[Data listing]
§ §

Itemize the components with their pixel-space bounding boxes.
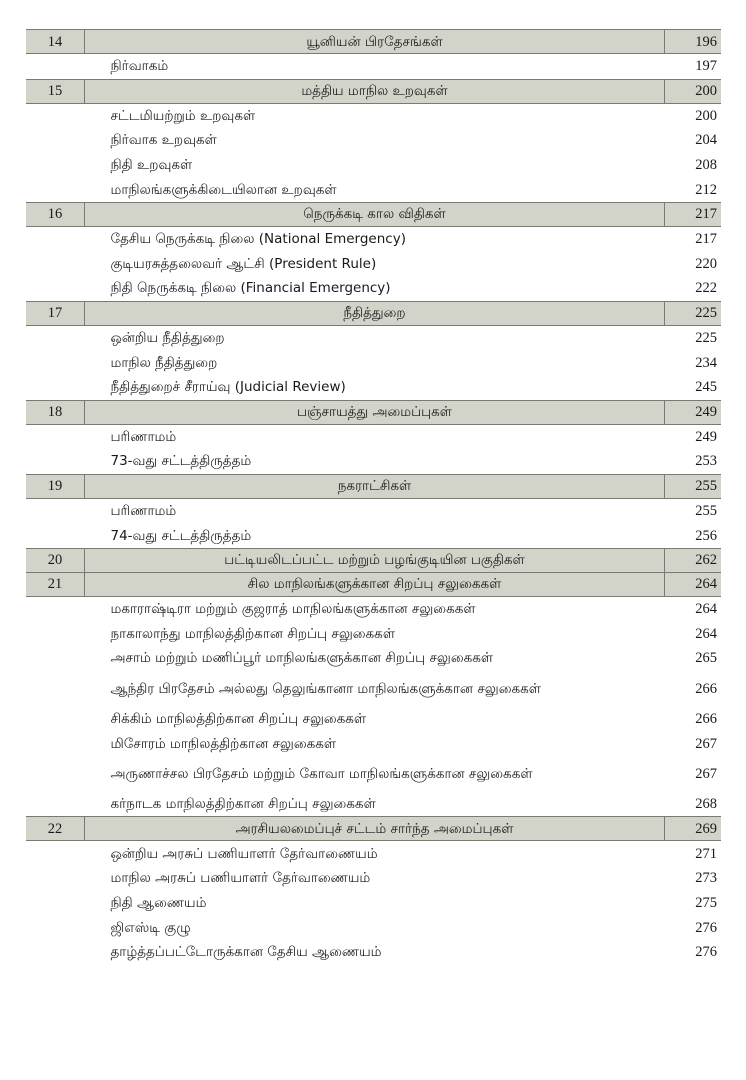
page-number: 200 bbox=[695, 107, 717, 124]
section-title: தாழ்த்தப்பட்டோருக்கான தேசிய ஆணையம் bbox=[110, 944, 382, 961]
section-row bbox=[26, 375, 721, 400]
section-title: பரிணாமம் bbox=[110, 503, 177, 520]
chapter-number: 17 bbox=[26, 301, 85, 325]
chapter-number: 22 bbox=[26, 817, 85, 841]
chapter-number: 19 bbox=[26, 474, 85, 498]
chapter-row bbox=[26, 817, 721, 841]
chapter-title: நெருக்கடி கால விதிகள் bbox=[85, 202, 665, 226]
chapter-number: 18 bbox=[26, 400, 85, 424]
page-number: 200 bbox=[665, 79, 722, 103]
section-row bbox=[26, 54, 721, 80]
section-title: நிதி ஆணையம் bbox=[110, 894, 207, 911]
section-row bbox=[26, 350, 721, 375]
page-number: 256 bbox=[695, 527, 717, 544]
page-number: 266 bbox=[695, 710, 717, 727]
chapter-number: 15 bbox=[26, 79, 85, 103]
section-row bbox=[26, 523, 721, 548]
page-number: 255 bbox=[665, 474, 722, 498]
section-title: நிதி நெருக்கடி நிலை (Financial Emergency) bbox=[110, 280, 391, 297]
section-title: நாகாலாந்து மாநிலத்திற்கான சிறப்பு சலுகைகள் bbox=[110, 625, 395, 642]
section-title: மாநில அரசுப் பணியாளர் தேர்வாணையம் bbox=[110, 870, 371, 887]
chapter-row bbox=[26, 30, 721, 54]
chapter-number bbox=[26, 866, 85, 891]
chapter-number bbox=[26, 375, 85, 400]
page-number: 225 bbox=[665, 301, 722, 325]
section-title: சட்டமியற்றும் உறவுகள் bbox=[110, 107, 256, 124]
chapter-number bbox=[26, 226, 85, 251]
chapter-number bbox=[26, 325, 85, 350]
chapter-number bbox=[26, 153, 85, 178]
section-row bbox=[26, 449, 721, 474]
section-row bbox=[26, 128, 721, 153]
chapter-number bbox=[26, 707, 85, 732]
page-number: 269 bbox=[665, 817, 722, 841]
chapter-number bbox=[26, 498, 85, 523]
chapter-number: 16 bbox=[26, 202, 85, 226]
table-of-contents bbox=[26, 29, 721, 964]
page-number: 273 bbox=[695, 870, 717, 887]
section-title: அசாம் மற்றும் மணிப்பூர் மாநிலங்களுக்கான சிறப்பு சலுகைகள் bbox=[110, 650, 494, 667]
chapter-number: 20 bbox=[26, 548, 85, 572]
page-number: 268 bbox=[695, 796, 717, 813]
chapter-row bbox=[26, 474, 721, 498]
chapter-number bbox=[26, 646, 85, 671]
page-number: 255 bbox=[695, 503, 717, 520]
chapter-number bbox=[26, 103, 85, 128]
section-title: நிதி உறவுகள் bbox=[110, 157, 193, 174]
chapter-number bbox=[26, 671, 85, 707]
section-row bbox=[26, 177, 721, 202]
section-row bbox=[26, 646, 721, 671]
chapter-number: 21 bbox=[26, 572, 85, 596]
page-number: 222 bbox=[695, 280, 717, 297]
page-number: 271 bbox=[695, 845, 717, 862]
page-number: 204 bbox=[695, 132, 717, 149]
section-row bbox=[26, 841, 721, 866]
page-number: 267 bbox=[695, 765, 717, 782]
page-number: 245 bbox=[695, 379, 717, 396]
section-row bbox=[26, 866, 721, 891]
page-number: 208 bbox=[695, 157, 717, 174]
page-number: 234 bbox=[695, 354, 717, 371]
chapter-title: யூனியன் பிரதேசங்கள் bbox=[85, 30, 665, 54]
page-number: 249 bbox=[665, 400, 722, 424]
section-title: 74-வது சட்டத்திருத்தம் bbox=[110, 527, 252, 544]
section-row bbox=[26, 252, 721, 277]
chapter-row bbox=[26, 572, 721, 596]
page-number: 276 bbox=[695, 944, 717, 961]
chapter-number bbox=[26, 915, 85, 940]
section-title: மாநிலங்களுக்கிடையிலான உறவுகள் bbox=[110, 181, 337, 198]
chapter-title: நீதித்துறை bbox=[85, 301, 665, 325]
section-row bbox=[26, 424, 721, 449]
chapter-number: 14 bbox=[26, 30, 85, 54]
chapter-number bbox=[26, 596, 85, 621]
page-number: 253 bbox=[695, 453, 717, 470]
chapter-number bbox=[26, 276, 85, 301]
chapter-row bbox=[26, 79, 721, 103]
section-title: மகாராஷ்டிரா மற்றும் குஜராத் மாநிலங்களுக்கான சலுகைகள் bbox=[110, 601, 476, 618]
page-number: 266 bbox=[695, 680, 717, 697]
section-title: குடியரசுத்தலைவர் ஆட்சி (President Rule) bbox=[110, 255, 377, 272]
chapter-title: சில மாநிலங்களுக்கான சிறப்பு சலுகைகள் bbox=[85, 572, 665, 596]
chapter-number bbox=[26, 424, 85, 449]
section-title: ஆந்திர பிரதேசம் அல்லது தெலுங்கானா மாநிலங்களுக்கான சலுகைகள் bbox=[110, 680, 541, 697]
page-number: 264 bbox=[695, 601, 717, 618]
section-row bbox=[26, 103, 721, 128]
page-number: 220 bbox=[695, 255, 717, 272]
page-number: 212 bbox=[695, 181, 717, 198]
section-title: ஒன்றிய அரசுப் பணியாளர் தேர்வாணையம் bbox=[110, 845, 378, 862]
chapter-number bbox=[26, 940, 85, 965]
chapter-title: அரசியலமைப்புச் சட்டம் சார்ந்த அமைப்புகள் bbox=[85, 817, 665, 841]
page-number: 249 bbox=[695, 428, 717, 445]
section-row bbox=[26, 891, 721, 916]
section-title: நீதித்துறைச் சீராய்வு (Judicial Review) bbox=[110, 379, 346, 396]
section-row bbox=[26, 731, 721, 756]
section-row bbox=[26, 792, 721, 817]
chapter-row bbox=[26, 548, 721, 572]
section-title: மாநில நீதித்துறை bbox=[110, 354, 218, 371]
chapter-row bbox=[26, 202, 721, 226]
chapter-number bbox=[26, 891, 85, 916]
chapter-number bbox=[26, 449, 85, 474]
section-row bbox=[26, 671, 721, 707]
section-title: அருணாச்சல பிரதேசம் மற்றும் கோவா மாநிலங்களுக்கான சலுகைகள் bbox=[110, 765, 533, 782]
page-number: 196 bbox=[665, 30, 722, 54]
chapter-row bbox=[26, 400, 721, 424]
page-number: 225 bbox=[695, 330, 717, 347]
chapter-number bbox=[26, 523, 85, 548]
section-row bbox=[26, 596, 721, 621]
chapter-number bbox=[26, 792, 85, 817]
page-number: 264 bbox=[665, 572, 722, 596]
section-title: நிர்வாகம் bbox=[110, 58, 169, 75]
section-title: ஒன்றிய நீதித்துறை bbox=[110, 330, 225, 347]
chapter-number bbox=[26, 177, 85, 202]
section-row bbox=[26, 622, 721, 647]
section-title: கர்நாடக மாநிலத்திற்கான சிறப்பு சலுகைகள் bbox=[110, 796, 376, 813]
section-row bbox=[26, 940, 721, 965]
chapter-number bbox=[26, 841, 85, 866]
chapter-title: நகராட்சிகள் bbox=[85, 474, 665, 498]
section-row bbox=[26, 276, 721, 301]
section-row bbox=[26, 226, 721, 251]
chapter-number bbox=[26, 350, 85, 375]
chapter-title: பஞ்சாயத்து அமைப்புகள் bbox=[85, 400, 665, 424]
section-title: தேசிய நெருக்கடி நிலை (National Emergency) bbox=[110, 231, 406, 248]
chapter-title: பட்டியலிடப்பட்ட மற்றும் பழங்குடியின பகுதிகள் bbox=[85, 548, 665, 572]
page-number: 197 bbox=[695, 58, 717, 75]
chapter-row bbox=[26, 301, 721, 325]
chapter-number bbox=[26, 731, 85, 756]
section-row bbox=[26, 915, 721, 940]
page-number: 217 bbox=[695, 231, 717, 248]
section-title: நிர்வாக உறவுகள் bbox=[110, 132, 217, 149]
section-row bbox=[26, 153, 721, 178]
section-row bbox=[26, 498, 721, 523]
section-title: சிக்கிம் மாநிலத்திற்கான சிறப்பு சலுகைகள் bbox=[110, 710, 367, 727]
section-title: பரிணாமம் bbox=[110, 428, 177, 445]
chapter-number bbox=[26, 622, 85, 647]
page-number: 265 bbox=[695, 650, 717, 667]
page-number: 217 bbox=[665, 202, 722, 226]
section-title: 73-வது சட்டத்திருத்தம் bbox=[110, 453, 252, 470]
page-number: 262 bbox=[665, 548, 722, 572]
section-row bbox=[26, 756, 721, 792]
chapter-title: மத்திய மாநில உறவுகள் bbox=[85, 79, 665, 103]
chapter-number bbox=[26, 54, 85, 80]
page-number: 276 bbox=[695, 919, 717, 936]
chapter-number bbox=[26, 252, 85, 277]
section-title: ஜிஎஸ்டி குழு bbox=[110, 919, 191, 936]
chapter-number bbox=[26, 756, 85, 792]
section-title: மிசோரம் மாநிலத்திற்கான சலுகைகள் bbox=[110, 735, 337, 752]
page-number: 267 bbox=[695, 735, 717, 752]
section-row bbox=[26, 325, 721, 350]
section-row bbox=[26, 707, 721, 732]
page-number: 264 bbox=[695, 625, 717, 642]
chapter-number bbox=[26, 128, 85, 153]
page-number: 275 bbox=[695, 894, 717, 911]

§ §

In the listing, copy verbatim the lines starting with the one containing "page-number: 200 bbox=[695, 107, 717, 124]" and ending with the one containing "chapter-title: நெருக்கடி கால", both included.

The response:
page-number: 200 bbox=[695, 107, 717, 124]
section-title: தாழ்த்தப்பட்டோருக்கான தேசிய ஆணையம் bbox=[110, 944, 382, 961]
section-row bbox=[26, 375, 721, 400]
section-title: பரிணாமம் bbox=[110, 503, 177, 520]
chapter-number: 17 bbox=[26, 301, 85, 325]
chapter-number: 22 bbox=[26, 817, 85, 841]
chapter-number: 19 bbox=[26, 474, 85, 498]
chapter-row bbox=[26, 817, 721, 841]
chapter-title: நெருக்கடி கால விதிகள் bbox=[85, 202, 665, 226]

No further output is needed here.